>> begin RAW DATA

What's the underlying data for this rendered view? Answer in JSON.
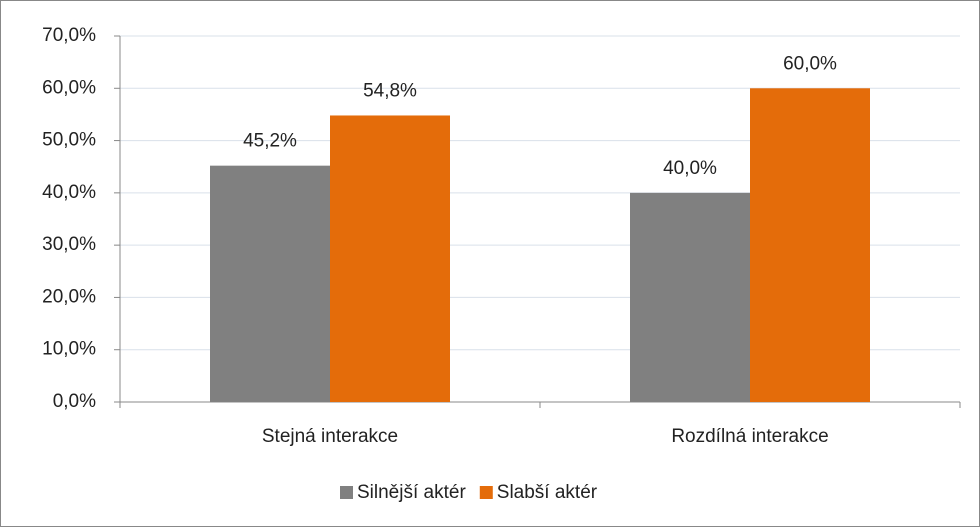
{
  "chart_data": {
    "type": "bar",
    "categories": [
      "Stejná interakce",
      "Rozdílná interakce"
    ],
    "series": [
      {
        "name": "Silnější aktér",
        "color": "#808080",
        "values": [
          45.2,
          40.0
        ],
        "value_labels": [
          "45,2%",
          "40,0%"
        ]
      },
      {
        "name": "Slabší aktér",
        "color": "#e46c0a",
        "values": [
          54.8,
          60.0
        ],
        "value_labels": [
          "54,8%",
          "60,0%"
        ]
      }
    ],
    "ylim": [
      0,
      70
    ],
    "yticks": [
      {
        "value": 0,
        "label": "0,0%"
      },
      {
        "value": 10,
        "label": "10,0%"
      },
      {
        "value": 20,
        "label": "20,0%"
      },
      {
        "value": 30,
        "label": "30,0%"
      },
      {
        "value": 40,
        "label": "40,0%"
      },
      {
        "value": 50,
        "label": "50,0%"
      },
      {
        "value": 60,
        "label": "60,0%"
      },
      {
        "value": 70,
        "label": "70,0%"
      }
    ],
    "grid": true,
    "legend": "bottom"
  }
}
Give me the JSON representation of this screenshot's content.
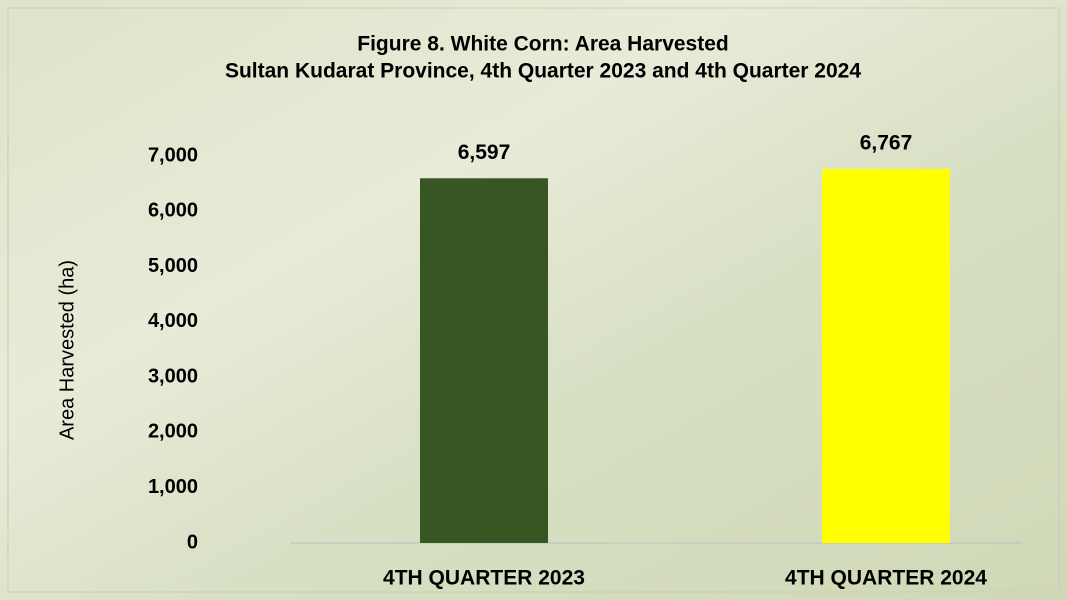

>> end RAW DATA

> **TASK PROMPT**:
Go through the material above and count the lines that contain "this"; answer with the number alone.

> **FINAL RESULT**:
2